• [INSTRUCTIONS TO FOLLOW]
Every entry needs to be reproduced exactly.

-- DATA SUPPLIED start --

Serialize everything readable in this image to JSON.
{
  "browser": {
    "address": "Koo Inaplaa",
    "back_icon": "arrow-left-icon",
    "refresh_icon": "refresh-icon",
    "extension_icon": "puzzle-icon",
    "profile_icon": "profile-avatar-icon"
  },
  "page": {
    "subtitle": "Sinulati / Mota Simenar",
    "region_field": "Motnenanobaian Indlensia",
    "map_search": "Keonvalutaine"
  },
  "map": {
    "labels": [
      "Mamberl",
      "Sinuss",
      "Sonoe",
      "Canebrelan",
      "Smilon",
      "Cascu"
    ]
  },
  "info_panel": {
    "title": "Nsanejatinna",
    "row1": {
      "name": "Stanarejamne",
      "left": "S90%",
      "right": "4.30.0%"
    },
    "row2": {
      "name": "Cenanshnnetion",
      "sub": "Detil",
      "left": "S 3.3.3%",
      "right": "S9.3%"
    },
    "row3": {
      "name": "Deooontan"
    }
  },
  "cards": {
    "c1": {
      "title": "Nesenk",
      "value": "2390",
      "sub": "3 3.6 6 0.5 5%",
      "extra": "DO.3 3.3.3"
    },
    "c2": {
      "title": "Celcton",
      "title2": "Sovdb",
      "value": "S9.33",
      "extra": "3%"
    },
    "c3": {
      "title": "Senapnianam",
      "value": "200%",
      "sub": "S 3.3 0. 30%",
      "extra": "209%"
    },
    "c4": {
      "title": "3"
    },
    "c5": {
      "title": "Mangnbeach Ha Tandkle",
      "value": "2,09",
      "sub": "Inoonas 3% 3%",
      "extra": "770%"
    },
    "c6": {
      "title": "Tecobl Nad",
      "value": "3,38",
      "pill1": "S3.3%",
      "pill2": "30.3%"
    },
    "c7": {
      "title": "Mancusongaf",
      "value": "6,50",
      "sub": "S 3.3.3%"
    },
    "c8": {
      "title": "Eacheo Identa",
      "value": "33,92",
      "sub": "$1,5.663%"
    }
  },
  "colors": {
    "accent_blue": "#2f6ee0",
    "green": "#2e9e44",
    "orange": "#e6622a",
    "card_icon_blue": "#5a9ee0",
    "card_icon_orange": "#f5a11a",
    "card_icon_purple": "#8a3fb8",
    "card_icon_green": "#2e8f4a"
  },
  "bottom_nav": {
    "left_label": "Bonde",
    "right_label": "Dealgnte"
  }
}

-- DATA SUPPLIED end --

• [OUTPUT OF THE TASK]
Serialize everything readable in this image to JSON.
{
  "browser": {
    "address": "Koo Inaplaa",
    "back_icon": "arrow-left-icon",
    "refresh_icon": "refresh-icon",
    "extension_icon": "puzzle-icon",
    "profile_icon": "profile-avatar-icon"
  },
  "page": {
    "subtitle": "Sinulati / Mota Simenar",
    "region_field": "Motnenanobaian Indlensia",
    "map_search": "Keonvalutaine"
  },
  "map": {
    "labels": [
      "Mamberl",
      "Sinuss",
      "Sonoe",
      "Canebrelan",
      "Smilon",
      "Cascu"
    ]
  },
  "info_panel": {
    "title": "Nsanejatinna",
    "row1": {
      "name": "Stanarejamne",
      "left": "S90%",
      "right": "4.30.0%"
    },
    "row2": {
      "name": "Cenanshnnetion",
      "sub": "Detil",
      "left": "S 3.3.3%",
      "right": "S9.3%"
    },
    "row3": {
      "name": "Deooontan"
    }
  },
  "cards": {
    "c1": {
      "title": "Nesenk",
      "value": "2390",
      "sub": "3 3.6 6 0.5 5%",
      "extra": "DO.3 3.3.3"
    },
    "c2": {
      "title": "Celcton",
      "title2": "Sovdb",
      "value": "S9.33",
      "extra": "3%"
    },
    "c3": {
      "title": "Senapnianam",
      "value": "200%",
      "sub": "S 3.3 0. 30%",
      "extra": "209%"
    },
    "c4": {
      "title": "3"
    },
    "c5": {
      "title": "Mangnbeach Ha Tandkle",
      "value": "2,09",
      "sub": "Inoonas 3% 3%",
      "extra": "770%"
    },
    "c6": {
      "title": "Tecobl Nad",
      "value": "3,38",
      "pill1": "S3.3%",
      "pill2": "30.3%"
    },
    "c7": {
      "title": "Mancusongaf",
      "value": "6,50",
      "sub": "S 3.3.3%"
    },
    "c8": {
      "title": "Eacheo Identa",
      "value": "33,92",
      "sub": "$1,5.663%"
    }
  },
  "colors": {
    "accent_blue": "#2f6ee0",
    "green": "#2e9e44",
    "orange": "#e6622a",
    "card_icon_blue": "#5a9ee0",
    "card_icon_orange": "#f5a11a",
    "card_icon_purple": "#8a3fb8",
    "card_icon_green": "#2e8f4a"
  },
  "bottom_nav": {
    "left_label": "Bonde",
    "right_label": "Dealgnte"
  }
}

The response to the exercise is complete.